Records from a collection of figures
>> begin

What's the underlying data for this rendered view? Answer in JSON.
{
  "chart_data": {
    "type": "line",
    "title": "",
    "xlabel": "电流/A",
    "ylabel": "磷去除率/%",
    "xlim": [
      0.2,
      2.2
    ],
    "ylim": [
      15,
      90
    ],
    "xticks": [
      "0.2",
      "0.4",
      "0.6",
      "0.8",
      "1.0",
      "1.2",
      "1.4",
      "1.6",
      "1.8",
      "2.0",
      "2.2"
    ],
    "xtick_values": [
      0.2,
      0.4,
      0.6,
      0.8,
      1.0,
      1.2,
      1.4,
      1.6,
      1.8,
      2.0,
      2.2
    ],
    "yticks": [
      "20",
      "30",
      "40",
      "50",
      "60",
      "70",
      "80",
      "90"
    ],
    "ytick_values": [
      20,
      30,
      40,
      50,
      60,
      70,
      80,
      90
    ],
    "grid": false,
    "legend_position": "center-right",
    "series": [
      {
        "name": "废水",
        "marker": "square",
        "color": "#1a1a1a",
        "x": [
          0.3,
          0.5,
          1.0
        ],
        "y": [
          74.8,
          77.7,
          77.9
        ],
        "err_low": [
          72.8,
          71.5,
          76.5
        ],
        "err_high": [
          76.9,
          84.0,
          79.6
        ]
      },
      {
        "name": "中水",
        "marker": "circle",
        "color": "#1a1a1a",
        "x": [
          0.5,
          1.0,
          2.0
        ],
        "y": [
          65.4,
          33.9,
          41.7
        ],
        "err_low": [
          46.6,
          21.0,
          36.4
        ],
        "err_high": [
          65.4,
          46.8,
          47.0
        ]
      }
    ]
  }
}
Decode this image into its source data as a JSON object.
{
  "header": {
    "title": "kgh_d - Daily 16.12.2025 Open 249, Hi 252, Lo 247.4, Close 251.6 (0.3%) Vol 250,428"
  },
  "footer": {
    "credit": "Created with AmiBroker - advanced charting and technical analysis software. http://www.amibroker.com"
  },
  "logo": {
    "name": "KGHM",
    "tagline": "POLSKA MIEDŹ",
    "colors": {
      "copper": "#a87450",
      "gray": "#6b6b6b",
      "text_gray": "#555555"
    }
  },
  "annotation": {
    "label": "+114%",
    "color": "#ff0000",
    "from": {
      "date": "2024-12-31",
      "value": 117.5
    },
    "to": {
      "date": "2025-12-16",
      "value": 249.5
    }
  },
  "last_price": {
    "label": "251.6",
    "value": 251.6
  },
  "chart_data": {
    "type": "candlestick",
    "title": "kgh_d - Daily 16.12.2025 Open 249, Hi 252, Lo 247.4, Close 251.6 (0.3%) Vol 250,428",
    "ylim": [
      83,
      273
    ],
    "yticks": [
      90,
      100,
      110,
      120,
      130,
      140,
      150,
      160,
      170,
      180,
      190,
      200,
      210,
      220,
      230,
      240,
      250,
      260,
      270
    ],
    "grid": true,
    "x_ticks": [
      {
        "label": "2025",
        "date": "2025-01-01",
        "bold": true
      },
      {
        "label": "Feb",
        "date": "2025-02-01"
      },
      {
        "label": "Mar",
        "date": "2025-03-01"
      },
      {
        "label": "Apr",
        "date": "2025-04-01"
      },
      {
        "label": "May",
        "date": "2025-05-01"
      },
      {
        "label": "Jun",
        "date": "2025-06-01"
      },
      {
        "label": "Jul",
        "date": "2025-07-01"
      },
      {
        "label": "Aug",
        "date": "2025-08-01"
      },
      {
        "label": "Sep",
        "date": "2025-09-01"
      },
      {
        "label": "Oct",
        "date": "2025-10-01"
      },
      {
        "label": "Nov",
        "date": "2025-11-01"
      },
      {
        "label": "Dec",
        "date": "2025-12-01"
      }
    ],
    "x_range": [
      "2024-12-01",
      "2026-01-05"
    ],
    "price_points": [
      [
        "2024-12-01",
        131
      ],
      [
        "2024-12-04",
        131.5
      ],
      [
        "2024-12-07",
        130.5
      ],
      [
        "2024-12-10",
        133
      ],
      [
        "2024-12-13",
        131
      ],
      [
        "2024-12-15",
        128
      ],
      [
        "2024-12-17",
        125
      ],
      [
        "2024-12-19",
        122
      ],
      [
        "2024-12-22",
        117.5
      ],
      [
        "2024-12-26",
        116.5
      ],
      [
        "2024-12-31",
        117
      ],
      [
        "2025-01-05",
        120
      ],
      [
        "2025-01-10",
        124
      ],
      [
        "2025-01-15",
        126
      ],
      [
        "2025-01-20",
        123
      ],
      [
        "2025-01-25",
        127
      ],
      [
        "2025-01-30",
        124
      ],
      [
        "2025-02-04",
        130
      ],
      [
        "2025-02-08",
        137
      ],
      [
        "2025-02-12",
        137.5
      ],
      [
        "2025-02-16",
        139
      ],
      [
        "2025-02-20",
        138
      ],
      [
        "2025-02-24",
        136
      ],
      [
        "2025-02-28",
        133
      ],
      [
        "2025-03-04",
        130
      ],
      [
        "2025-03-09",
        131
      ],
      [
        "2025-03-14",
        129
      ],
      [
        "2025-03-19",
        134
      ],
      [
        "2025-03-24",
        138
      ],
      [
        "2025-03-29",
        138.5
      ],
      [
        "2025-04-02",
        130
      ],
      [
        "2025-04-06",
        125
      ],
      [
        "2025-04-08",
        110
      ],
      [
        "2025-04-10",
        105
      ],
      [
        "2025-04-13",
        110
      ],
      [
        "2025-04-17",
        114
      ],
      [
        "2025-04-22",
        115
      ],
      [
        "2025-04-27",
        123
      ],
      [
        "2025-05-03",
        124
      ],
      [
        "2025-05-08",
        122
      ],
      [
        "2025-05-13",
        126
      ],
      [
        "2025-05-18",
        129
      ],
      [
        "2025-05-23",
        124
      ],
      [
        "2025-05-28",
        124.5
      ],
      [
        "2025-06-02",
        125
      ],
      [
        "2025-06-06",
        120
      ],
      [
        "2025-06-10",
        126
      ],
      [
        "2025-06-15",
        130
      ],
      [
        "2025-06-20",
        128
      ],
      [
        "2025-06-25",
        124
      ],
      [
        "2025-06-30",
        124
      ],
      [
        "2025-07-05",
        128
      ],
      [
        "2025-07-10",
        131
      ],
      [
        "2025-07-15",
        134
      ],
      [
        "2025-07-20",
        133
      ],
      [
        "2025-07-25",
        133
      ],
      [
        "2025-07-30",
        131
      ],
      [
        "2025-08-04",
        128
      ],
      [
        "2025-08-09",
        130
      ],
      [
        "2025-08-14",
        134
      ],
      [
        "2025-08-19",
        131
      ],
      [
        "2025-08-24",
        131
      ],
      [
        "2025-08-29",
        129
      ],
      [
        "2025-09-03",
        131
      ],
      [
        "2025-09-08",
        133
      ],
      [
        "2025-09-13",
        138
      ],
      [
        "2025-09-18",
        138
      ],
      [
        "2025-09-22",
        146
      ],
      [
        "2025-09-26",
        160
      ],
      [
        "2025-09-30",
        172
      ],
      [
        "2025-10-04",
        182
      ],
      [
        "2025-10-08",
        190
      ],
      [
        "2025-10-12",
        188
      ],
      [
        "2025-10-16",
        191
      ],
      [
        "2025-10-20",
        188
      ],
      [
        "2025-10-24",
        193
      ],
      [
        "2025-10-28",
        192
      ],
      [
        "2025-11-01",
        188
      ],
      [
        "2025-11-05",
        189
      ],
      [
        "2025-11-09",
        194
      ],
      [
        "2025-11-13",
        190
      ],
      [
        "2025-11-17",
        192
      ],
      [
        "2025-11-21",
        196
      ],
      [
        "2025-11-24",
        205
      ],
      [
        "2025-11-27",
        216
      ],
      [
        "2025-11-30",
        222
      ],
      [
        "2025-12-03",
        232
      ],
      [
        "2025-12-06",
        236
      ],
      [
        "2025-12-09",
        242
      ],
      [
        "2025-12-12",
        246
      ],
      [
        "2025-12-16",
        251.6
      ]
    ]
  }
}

>> end

> **WHAT YOU NEED TO DO**: Say how many lines in the records hold "title", with the number as the whole reply.

> **RESULT OF THIS EXERCISE**: 3